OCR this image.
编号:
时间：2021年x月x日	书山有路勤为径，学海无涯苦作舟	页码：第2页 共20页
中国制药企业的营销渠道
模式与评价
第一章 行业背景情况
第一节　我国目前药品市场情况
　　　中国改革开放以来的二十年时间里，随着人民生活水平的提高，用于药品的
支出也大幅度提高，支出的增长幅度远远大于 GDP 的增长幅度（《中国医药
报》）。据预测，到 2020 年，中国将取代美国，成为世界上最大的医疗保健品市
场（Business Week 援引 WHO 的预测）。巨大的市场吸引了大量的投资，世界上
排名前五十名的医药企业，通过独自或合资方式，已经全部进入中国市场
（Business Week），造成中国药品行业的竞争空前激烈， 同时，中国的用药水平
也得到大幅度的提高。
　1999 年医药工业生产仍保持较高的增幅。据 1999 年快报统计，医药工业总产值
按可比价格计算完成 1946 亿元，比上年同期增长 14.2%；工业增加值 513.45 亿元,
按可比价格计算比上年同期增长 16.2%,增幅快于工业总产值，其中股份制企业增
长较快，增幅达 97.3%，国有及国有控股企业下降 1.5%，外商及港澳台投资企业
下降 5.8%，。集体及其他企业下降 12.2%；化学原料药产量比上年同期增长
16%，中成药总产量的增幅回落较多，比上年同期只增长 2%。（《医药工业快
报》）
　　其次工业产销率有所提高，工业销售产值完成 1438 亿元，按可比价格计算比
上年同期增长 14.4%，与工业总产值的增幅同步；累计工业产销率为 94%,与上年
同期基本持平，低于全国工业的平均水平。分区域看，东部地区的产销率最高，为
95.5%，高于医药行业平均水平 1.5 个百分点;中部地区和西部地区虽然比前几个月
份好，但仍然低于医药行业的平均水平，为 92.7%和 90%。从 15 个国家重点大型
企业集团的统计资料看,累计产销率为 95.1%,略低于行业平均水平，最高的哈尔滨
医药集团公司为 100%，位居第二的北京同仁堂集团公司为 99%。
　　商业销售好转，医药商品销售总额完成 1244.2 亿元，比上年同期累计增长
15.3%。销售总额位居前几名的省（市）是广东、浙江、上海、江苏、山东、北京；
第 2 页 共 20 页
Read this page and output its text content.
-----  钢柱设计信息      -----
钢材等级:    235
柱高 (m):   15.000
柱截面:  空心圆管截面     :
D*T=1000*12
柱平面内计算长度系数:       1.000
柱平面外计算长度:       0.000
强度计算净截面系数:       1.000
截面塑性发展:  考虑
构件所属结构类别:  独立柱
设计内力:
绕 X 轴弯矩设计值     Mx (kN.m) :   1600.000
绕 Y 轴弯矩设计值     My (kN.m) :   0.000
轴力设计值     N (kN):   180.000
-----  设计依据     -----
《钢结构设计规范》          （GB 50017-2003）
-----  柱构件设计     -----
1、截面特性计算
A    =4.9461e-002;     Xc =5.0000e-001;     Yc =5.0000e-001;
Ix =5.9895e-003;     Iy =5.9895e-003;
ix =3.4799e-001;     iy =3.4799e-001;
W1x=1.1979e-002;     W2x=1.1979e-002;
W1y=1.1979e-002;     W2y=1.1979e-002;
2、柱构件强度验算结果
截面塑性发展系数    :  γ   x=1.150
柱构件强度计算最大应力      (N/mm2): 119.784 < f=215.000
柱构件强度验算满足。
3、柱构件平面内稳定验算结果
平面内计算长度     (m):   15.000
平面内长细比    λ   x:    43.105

## SET EXERCISE
Show the lines where the word "轴弯矩设计值" appears in the entries.

## SOLUTION TO THE PROBLEM
绕 X 轴弯矩设计值     Mx (kN.m) :   1600.000
绕 Y 轴弯矩设计值     My (kN.m) :   0.000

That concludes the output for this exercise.